(Entries taken from a collection)

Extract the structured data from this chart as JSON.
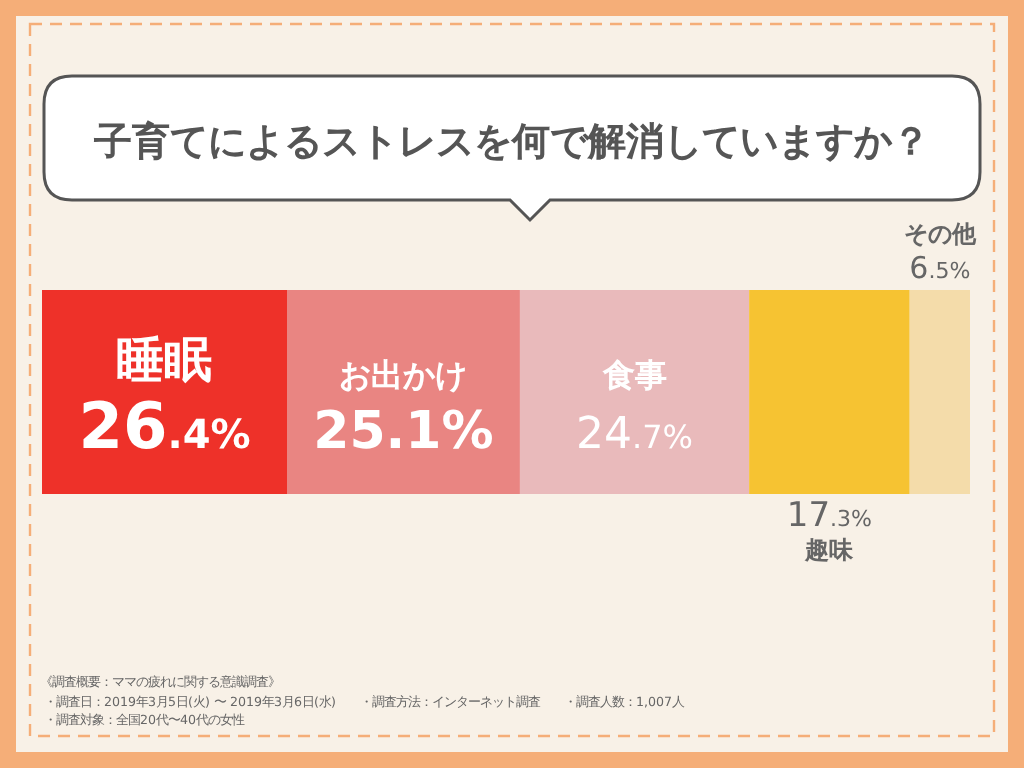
{
  "chart_data": {
    "type": "bar",
    "orientation": "horizontal",
    "stacked": true,
    "title": "子育てによるストレスを何で解消していますか？",
    "categories": [
      null
    ],
    "xlim": [
      0,
      100
    ],
    "series": [
      {
        "name": "睡眠",
        "color": "#ee3129",
        "values": [
          26.4
        ],
        "value_labels": [
          "26.4%"
        ]
      },
      {
        "name": "お出かけ",
        "color": "#e98582",
        "values": [
          25.1
        ],
        "value_labels": [
          "25.1%"
        ]
      },
      {
        "name": "食事",
        "color": "#e9babb",
        "values": [
          24.7
        ],
        "value_labels": [
          "24.7%"
        ]
      },
      {
        "name": "趣味",
        "color": "#f6c332",
        "values": [
          17.3
        ],
        "value_labels": [
          "17.3%"
        ]
      },
      {
        "name": "その他",
        "color": "#f4dcaa",
        "values": [
          6.5
        ],
        "value_labels": [
          "6.5%"
        ]
      }
    ],
    "annotations": [
      "《調査概要：ママの疲れに関する意識調査》",
      "・調査日：2019年3月5日(火) 〜 2019年3月6日(水)",
      "・調査方法：インターネット調査",
      "・調査人数：1,007人",
      "・調査対象：全国20代〜40代の女性"
    ]
  }
}
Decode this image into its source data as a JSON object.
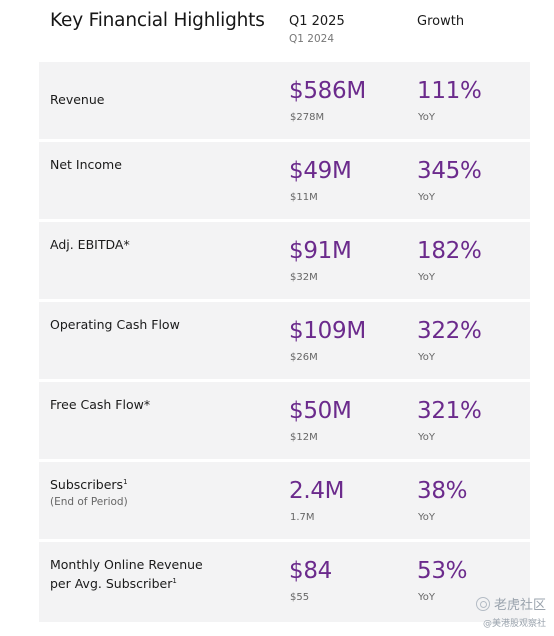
{
  "header": {
    "title": "Key Financial Highlights",
    "period": "Q1 2025",
    "prior_period": "Q1 2024",
    "growth": "Growth"
  },
  "colors": {
    "accent": "#6b2a8c",
    "row_background": "#f3f3f4"
  },
  "rows": [
    {
      "label": "Revenue",
      "sublabel": "",
      "footnote": "",
      "value": "$586M",
      "prior": "$278M",
      "growth": "111%",
      "growth_note": "YoY"
    },
    {
      "label": "Net Income",
      "sublabel": "",
      "footnote": "",
      "value": "$49M",
      "prior": "$11M",
      "growth": "345%",
      "growth_note": "YoY"
    },
    {
      "label": "Adj. EBITDA*",
      "sublabel": "",
      "footnote": "",
      "value": "$91M",
      "prior": "$32M",
      "growth": "182%",
      "growth_note": "YoY"
    },
    {
      "label": "Operating Cash Flow",
      "sublabel": "",
      "footnote": "",
      "value": "$109M",
      "prior": "$26M",
      "growth": "322%",
      "growth_note": "YoY"
    },
    {
      "label": "Free Cash Flow*",
      "sublabel": "",
      "footnote": "",
      "value": "$50M",
      "prior": "$12M",
      "growth": "321%",
      "growth_note": "YoY"
    },
    {
      "label": "Subscribers",
      "sublabel": "(End of Period)",
      "footnote": "1",
      "value": "2.4M",
      "prior": "1.7M",
      "growth": "38%",
      "growth_note": "YoY"
    },
    {
      "label_line1": "Monthly Online Revenue",
      "label": "per Avg. Subscriber",
      "sublabel": "",
      "footnote": "1",
      "value": "$84",
      "prior": "$55",
      "growth": "53%",
      "growth_note": "YoY"
    }
  ],
  "watermark": {
    "main": "老虎社区",
    "sub": "@美港股观察社",
    "icon": "tiger-logo-icon"
  }
}
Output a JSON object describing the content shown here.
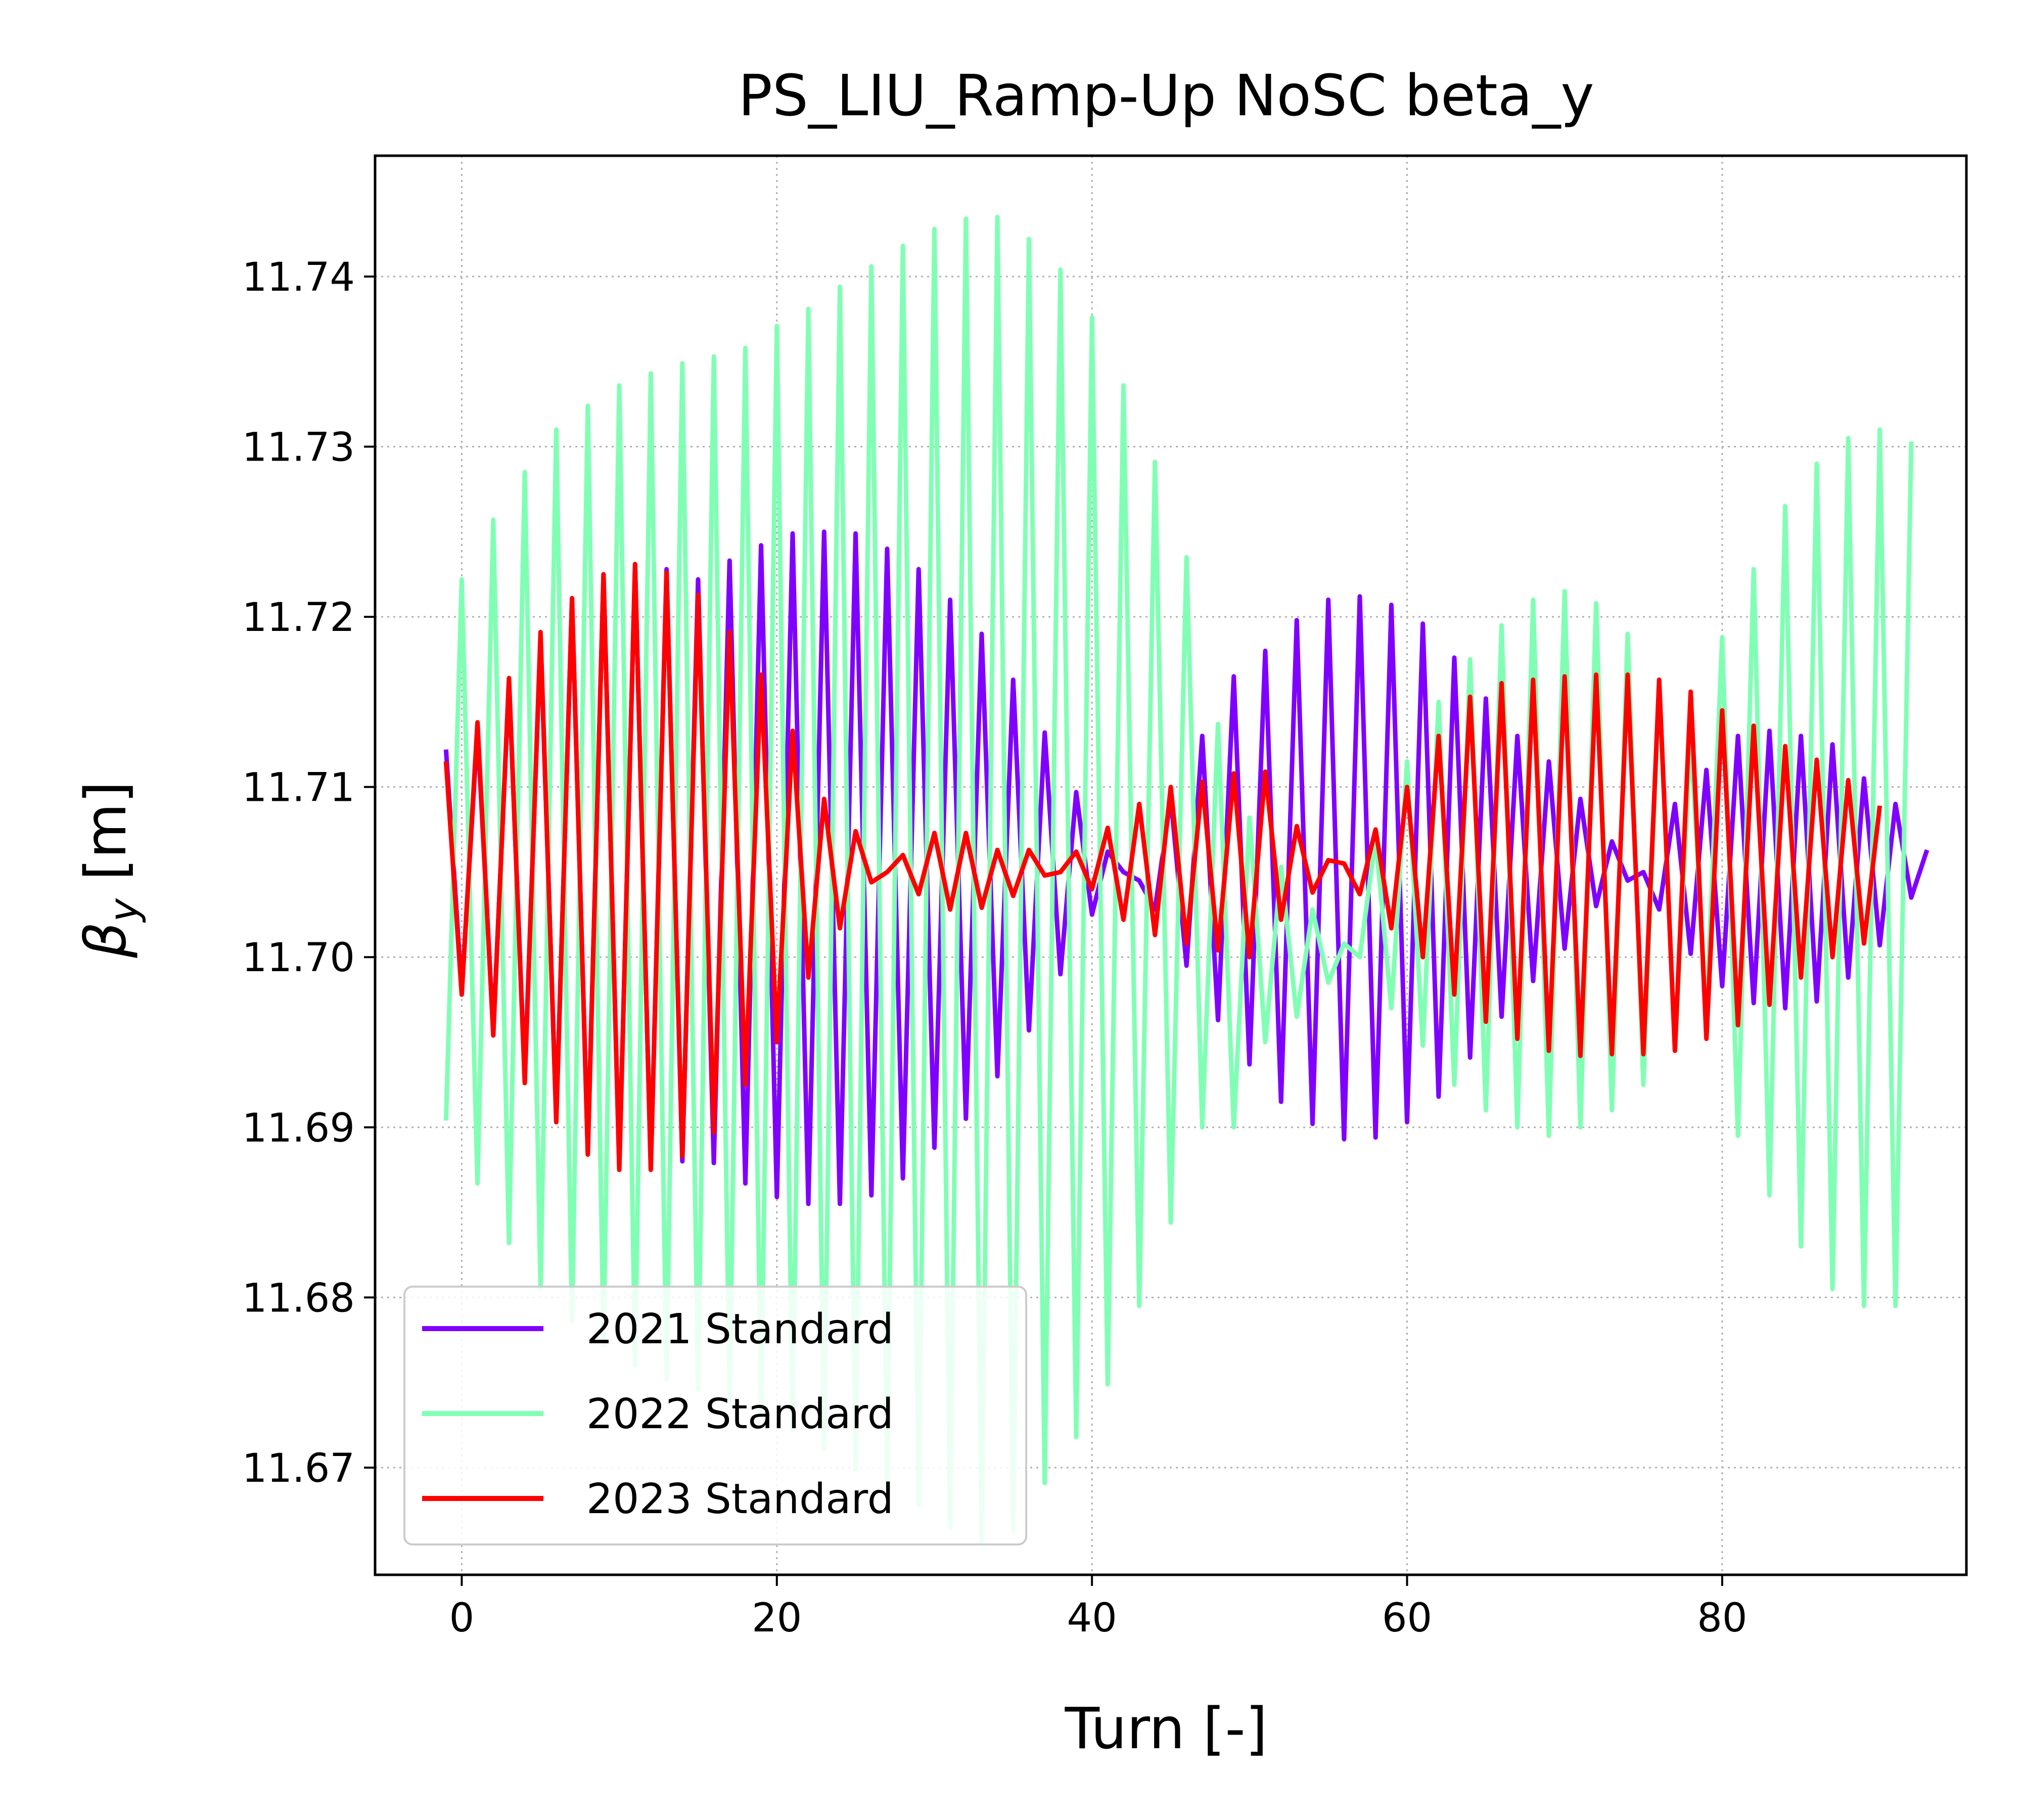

▸ What to do:
Reproduce the entries above without change, omitting all pictures.

▸ Result of this task:
Extract the structured data from this chart as JSON.
{
  "chart_data": {
    "type": "bar",
    "orientation": "horizontal",
    "stacked": true,
    "title": "子育てによるストレスを何で解消していますか？",
    "categories": [
      null
    ],
    "xlim": [
      0,
      100
    ],
    "series": [
      {
        "name": "睡眠",
        "color": "#ee3129",
        "values": [
          26.4
        ],
        "value_labels": [
          "26.4%"
        ]
      },
      {
        "name": "お出かけ",
        "color": "#e98582",
        "values": [
          25.1
        ],
        "value_labels": [
          "25.1%"
        ]
      },
      {
        "name": "食事",
        "color": "#e9babb",
        "values": [
          24.7
        ],
        "value_labels": [
          "24.7%"
        ]
      },
      {
        "name": "趣味",
        "color": "#f6c332",
        "values": [
          17.3
        ],
        "value_labels": [
          "17.3%"
        ]
      },
      {
        "name": "その他",
        "color": "#f4dcaa",
        "values": [
          6.5
        ],
        "value_labels": [
          "6.5%"
        ]
      }
    ],
    "annotations": [
      "《調査概要：ママの疲れに関する意識調査》",
      "・調査日：2019年3月5日(火) 〜 2019年3月6日(水)",
      "・調査方法：インターネット調査",
      "・調査人数：1,007人",
      "・調査対象：全国20代〜40代の女性"
    ]
  }
}
Decode this image into its source data as a JSON object.
{
  "header": {
    "title": "Key Financial Highlights",
    "period": "Q1 2025",
    "prior_period": "Q1 2024",
    "growth": "Growth"
  },
  "colors": {
    "accent": "#6b2a8c",
    "row_background": "#f3f3f4"
  },
  "rows": [
    {
      "label": "Revenue",
      "sublabel": "",
      "footnote": "",
      "value": "$586M",
      "prior": "$278M",
      "growth": "111%",
      "growth_note": "YoY"
    },
    {
      "label": "Net Income",
      "sublabel": "",
      "footnote": "",
      "value": "$49M",
      "prior": "$11M",
      "growth": "345%",
      "growth_note": "YoY"
    },
    {
      "label": "Adj. EBITDA*",
      "sublabel": "",
      "footnote": "",
      "value": "$91M",
      "prior": "$32M",
      "growth": "182%",
      "growth_note": "YoY"
    },
    {
      "label": "Operating Cash Flow",
      "sublabel": "",
      "footnote": "",
      "value": "$109M",
      "prior": "$26M",
      "growth": "322%",
      "growth_note": "YoY"
    },
    {
      "label": "Free Cash Flow*",
      "sublabel": "",
      "footnote": "",
      "value": "$50M",
      "prior": "$12M",
      "growth": "321%",
      "growth_note": "YoY"
    },
    {
      "label": "Subscribers",
      "sublabel": "(End of Period)",
      "footnote": "1",
      "value": "2.4M",
      "prior": "1.7M",
      "growth": "38%",
      "growth_note": "YoY"
    },
    {
      "label_line1": "Monthly Online Revenue",
      "label": "per Avg. Subscriber",
      "sublabel": "",
      "footnote": "1",
      "value": "$84",
      "prior": "$55",
      "growth": "53%",
      "growth_note": "YoY"
    }
  ],
  "watermark": {
    "main": "老虎社区",
    "sub": "@美港股观察社",
    "icon": "tiger-logo-icon"
  }
}
Output a JSON object describing the content shown here.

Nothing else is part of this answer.